(Structured figure records)
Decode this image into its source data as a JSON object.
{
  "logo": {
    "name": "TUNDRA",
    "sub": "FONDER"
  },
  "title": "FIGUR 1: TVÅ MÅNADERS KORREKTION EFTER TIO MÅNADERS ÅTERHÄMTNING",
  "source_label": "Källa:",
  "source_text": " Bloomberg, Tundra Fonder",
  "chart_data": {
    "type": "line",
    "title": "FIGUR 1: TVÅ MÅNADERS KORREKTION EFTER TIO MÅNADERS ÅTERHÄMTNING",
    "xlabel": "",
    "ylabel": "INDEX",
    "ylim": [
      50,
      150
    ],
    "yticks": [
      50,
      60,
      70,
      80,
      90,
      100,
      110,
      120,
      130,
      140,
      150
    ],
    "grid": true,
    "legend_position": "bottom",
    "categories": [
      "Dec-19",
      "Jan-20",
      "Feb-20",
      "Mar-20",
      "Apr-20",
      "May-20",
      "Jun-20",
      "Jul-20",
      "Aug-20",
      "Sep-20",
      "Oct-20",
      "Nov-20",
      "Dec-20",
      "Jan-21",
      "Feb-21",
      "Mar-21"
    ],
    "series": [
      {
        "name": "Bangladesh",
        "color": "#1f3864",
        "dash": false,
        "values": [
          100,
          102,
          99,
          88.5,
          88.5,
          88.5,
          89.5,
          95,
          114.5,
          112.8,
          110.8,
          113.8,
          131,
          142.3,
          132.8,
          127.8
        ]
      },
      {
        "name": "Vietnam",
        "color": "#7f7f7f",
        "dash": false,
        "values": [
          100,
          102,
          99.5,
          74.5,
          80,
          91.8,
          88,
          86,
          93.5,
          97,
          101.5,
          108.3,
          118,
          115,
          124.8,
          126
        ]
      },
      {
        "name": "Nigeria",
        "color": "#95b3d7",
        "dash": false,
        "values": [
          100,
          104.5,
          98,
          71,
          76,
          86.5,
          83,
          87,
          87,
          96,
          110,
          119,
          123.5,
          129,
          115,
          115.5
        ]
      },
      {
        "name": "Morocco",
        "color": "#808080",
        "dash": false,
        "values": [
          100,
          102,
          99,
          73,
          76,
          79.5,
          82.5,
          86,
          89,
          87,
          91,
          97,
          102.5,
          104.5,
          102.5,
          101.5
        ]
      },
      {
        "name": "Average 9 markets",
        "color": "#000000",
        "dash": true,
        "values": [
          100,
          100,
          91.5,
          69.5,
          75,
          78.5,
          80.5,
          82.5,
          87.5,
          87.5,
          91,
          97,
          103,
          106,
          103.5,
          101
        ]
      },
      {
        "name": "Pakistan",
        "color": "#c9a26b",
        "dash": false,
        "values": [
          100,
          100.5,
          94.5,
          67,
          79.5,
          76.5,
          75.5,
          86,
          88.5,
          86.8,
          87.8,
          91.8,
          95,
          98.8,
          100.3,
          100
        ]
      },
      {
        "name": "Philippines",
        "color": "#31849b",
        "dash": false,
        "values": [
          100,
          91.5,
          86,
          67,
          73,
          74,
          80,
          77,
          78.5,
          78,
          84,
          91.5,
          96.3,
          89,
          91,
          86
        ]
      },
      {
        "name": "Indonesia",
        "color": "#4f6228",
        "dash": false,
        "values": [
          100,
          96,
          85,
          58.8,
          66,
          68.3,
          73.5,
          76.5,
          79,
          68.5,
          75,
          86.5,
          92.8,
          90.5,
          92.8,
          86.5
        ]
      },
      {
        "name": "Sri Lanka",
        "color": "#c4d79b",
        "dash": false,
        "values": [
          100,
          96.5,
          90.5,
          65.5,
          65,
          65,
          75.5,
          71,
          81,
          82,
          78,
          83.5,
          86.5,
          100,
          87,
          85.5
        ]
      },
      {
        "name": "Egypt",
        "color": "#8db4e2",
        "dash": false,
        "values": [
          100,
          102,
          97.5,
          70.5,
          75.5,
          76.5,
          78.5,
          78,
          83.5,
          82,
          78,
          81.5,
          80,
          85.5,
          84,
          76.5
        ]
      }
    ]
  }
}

> [EXERCISE REQUIREMENTS]: Copy all the entries verbatim.

> [WRITTEN SOLUTION]:
Decode this image into its source data as a JSON object.
{
  "logo": {
    "name": "TUNDRA",
    "sub": "FONDER"
  },
  "title": "FIGUR 1: TVÅ MÅNADERS KORREKTION EFTER TIO MÅNADERS ÅTERHÄMTNING",
  "source_label": "Källa:",
  "source_text": " Bloomberg, Tundra Fonder",
  "chart_data": {
    "type": "line",
    "title": "FIGUR 1: TVÅ MÅNADERS KORREKTION EFTER TIO MÅNADERS ÅTERHÄMTNING",
    "xlabel": "",
    "ylabel": "INDEX",
    "ylim": [
      50,
      150
    ],
    "yticks": [
      50,
      60,
      70,
      80,
      90,
      100,
      110,
      120,
      130,
      140,
      150
    ],
    "grid": true,
    "legend_position": "bottom",
    "categories": [
      "Dec-19",
      "Jan-20",
      "Feb-20",
      "Mar-20",
      "Apr-20",
      "May-20",
      "Jun-20",
      "Jul-20",
      "Aug-20",
      "Sep-20",
      "Oct-20",
      "Nov-20",
      "Dec-20",
      "Jan-21",
      "Feb-21",
      "Mar-21"
    ],
    "series": [
      {
        "name": "Bangladesh",
        "color": "#1f3864",
        "dash": false,
        "values": [
          100,
          102,
          99,
          88.5,
          88.5,
          88.5,
          89.5,
          95,
          114.5,
          112.8,
          110.8,
          113.8,
          131,
          142.3,
          132.8,
          127.8
        ]
      },
      {
        "name": "Vietnam",
        "color": "#7f7f7f",
        "dash": false,
        "values": [
          100,
          102,
          99.5,
          74.5,
          80,
          91.8,
          88,
          86,
          93.5,
          97,
          101.5,
          108.3,
          118,
          115,
          124.8,
          126
        ]
      },
      {
        "name": "Nigeria",
        "color": "#95b3d7",
        "dash": false,
        "values": [
          100,
          104.5,
          98,
          71,
          76,
          86.5,
          83,
          87,
          87,
          96,
          110,
          119,
          123.5,
          129,
          115,
          115.5
        ]
      },
      {
        "name": "Morocco",
        "color": "#808080",
        "dash": false,
        "values": [
          100,
          102,
          99,
          73,
          76,
          79.5,
          82.5,
          86,
          89,
          87,
          91,
          97,
          102.5,
          104.5,
          102.5,
          101.5
        ]
      },
      {
        "name": "Average 9 markets",
        "color": "#000000",
        "dash": true,
        "values": [
          100,
          100,
          91.5,
          69.5,
          75,
          78.5,
          80.5,
          82.5,
          87.5,
          87.5,
          91,
          97,
          103,
          106,
          103.5,
          101
        ]
      },
      {
        "name": "Pakistan",
        "color": "#c9a26b",
        "dash": false,
        "values": [
          100,
          100.5,
          94.5,
          67,
          79.5,
          76.5,
          75.5,
          86,
          88.5,
          86.8,
          87.8,
          91.8,
          95,
          98.8,
          100.3,
          100
        ]
      },
      {
        "name": "Philippines",
        "color": "#31849b",
        "dash": false,
        "values": [
          100,
          91.5,
          86,
          67,
          73,
          74,
          80,
          77,
          78.5,
          78,
          84,
          91.5,
          96.3,
          89,
          91,
          86
        ]
      },
      {
        "name": "Indonesia",
        "color": "#4f6228",
        "dash": false,
        "values": [
          100,
          96,
          85,
          58.8,
          66,
          68.3,
          73.5,
          76.5,
          79,
          68.5,
          75,
          86.5,
          92.8,
          90.5,
          92.8,
          86.5
        ]
      },
      {
        "name": "Sri Lanka",
        "color": "#c4d79b",
        "dash": false,
        "values": [
          100,
          96.5,
          90.5,
          65.5,
          65,
          65,
          75.5,
          71,
          81,
          82,
          78,
          83.5,
          86.5,
          100,
          87,
          85.5
        ]
      },
      {
        "name": "Egypt",
        "color": "#8db4e2",
        "dash": false,
        "values": [
          100,
          102,
          97.5,
          70.5,
          75.5,
          76.5,
          78.5,
          78,
          83.5,
          82,
          78,
          81.5,
          80,
          85.5,
          84,
          76.5
        ]
      }
    ]
  }
}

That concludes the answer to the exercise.